(Data listing)
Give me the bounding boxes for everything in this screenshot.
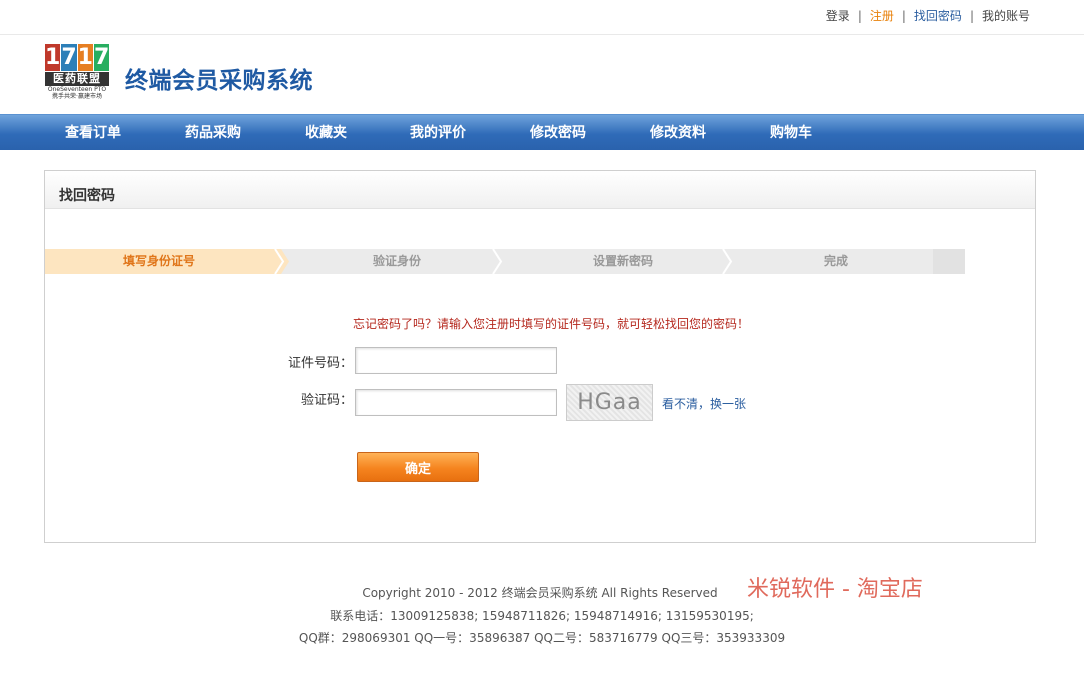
captcha-refresh: 看不清，换一张 <box>662 395 746 412</box>
step-progress: 填写身份证号 验证身份 设置新密码 完成 <box>45 249 965 274</box>
main-nav: 查看订单 药品采购 收藏夹 我的评价 修改密码 修改资料 购物车 <box>0 114 1084 150</box>
logo-digits: 1 7 1 7 <box>45 44 110 71</box>
captcha-label: 验证码： <box>300 393 353 408</box>
nav-view-orders[interactable]: 查看订单 <box>65 115 121 151</box>
step-done: 完成 <box>823 254 848 268</box>
login-link[interactable]: 登录 <box>826 7 850 24</box>
step-arrow-icon <box>722 249 733 274</box>
nav-edit-profile[interactable]: 修改资料 <box>650 115 706 151</box>
footer-phones: 联系电话：13009125838; 15948711826; 159487149… <box>330 609 754 623</box>
watermark-text: 米锐软件 - 淘宝店 <box>747 577 923 602</box>
nav-my-reviews[interactable]: 我的评价 <box>410 115 466 151</box>
find-password-link[interactable]: 找回密码 <box>914 7 962 24</box>
site-logo[interactable]: 1 7 1 7 医药联盟 OneSeventeen PTO 携手共荣·赢建市场 <box>45 44 110 102</box>
confirm-button[interactable]: 确定 <box>357 452 479 482</box>
step-set-password: 设置新密码 <box>592 254 653 268</box>
captcha-image[interactable]: HGaa <box>566 384 653 421</box>
step-verify: 验证身份 <box>372 254 421 268</box>
captcha-unclear-text: 看不清， <box>662 397 711 411</box>
logo-digit: 1 <box>45 44 61 71</box>
step-arrow-icon <box>492 249 503 274</box>
system-title: 终端会员采购系统 <box>125 68 313 94</box>
logo-digit: 1 <box>77 44 93 71</box>
id-number-input[interactable] <box>355 347 557 374</box>
captcha-input[interactable] <box>355 389 557 416</box>
nav-favorites[interactable]: 收藏夹 <box>305 115 347 151</box>
change-captcha-link[interactable]: 换一张 <box>710 397 746 411</box>
id-number-label: 证件号码： <box>287 356 353 371</box>
nav-shopping-cart[interactable]: 购物车 <box>770 115 812 151</box>
nav-change-password[interactable]: 修改密码 <box>530 115 586 151</box>
logo-digit: 7 <box>93 44 110 71</box>
panel-header <box>45 171 1035 209</box>
step-arrow-icon <box>271 249 289 274</box>
separator: | <box>857 8 862 23</box>
steps-end-cap <box>933 249 965 274</box>
step-fill-id: 填写身份证号 <box>45 249 273 274</box>
top-links: 登录 | 注册 | 找回密码 | 我的账号 <box>826 7 1030 24</box>
panel-title: 找回密码 <box>59 188 115 204</box>
nav-drug-purchase[interactable]: 药品采购 <box>185 115 241 151</box>
register-link[interactable]: 注册 <box>870 7 894 24</box>
top-divider <box>0 34 1084 35</box>
logo-cn-text: 医药联盟 <box>45 72 109 86</box>
hint-text: 忘记密码了吗？请输入您注册时填写的证件号码，就可轻松找回您的密码！ <box>353 317 750 331</box>
logo-en-text: OneSeventeen PTO <box>47 86 107 93</box>
logo-tagline: 携手共荣·赢建市场 <box>52 93 102 100</box>
separator: | <box>901 8 906 23</box>
logo-digit: 7 <box>61 44 77 71</box>
separator: | <box>969 8 974 23</box>
footer-qq: QQ群：298069301 QQ一号：35896387 QQ二号：5837167… <box>298 631 786 645</box>
find-password-panel: 找回密码 填写身份证号 验证身份 设置新密码 完成 忘记密码了吗？请输入您注册时… <box>44 170 1036 543</box>
my-account-link[interactable]: 我的账号 <box>982 7 1030 24</box>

→ **WHAT TO WORK ON**:
Identify each line in the data above that contains the word "number", and copy every such line in full.

→ **PROBLEM SOLUTION**:
id-number-input[interactable] <box>355 347 557 374</box>
id-number-label: 证件号码： <box>287 356 353 371</box>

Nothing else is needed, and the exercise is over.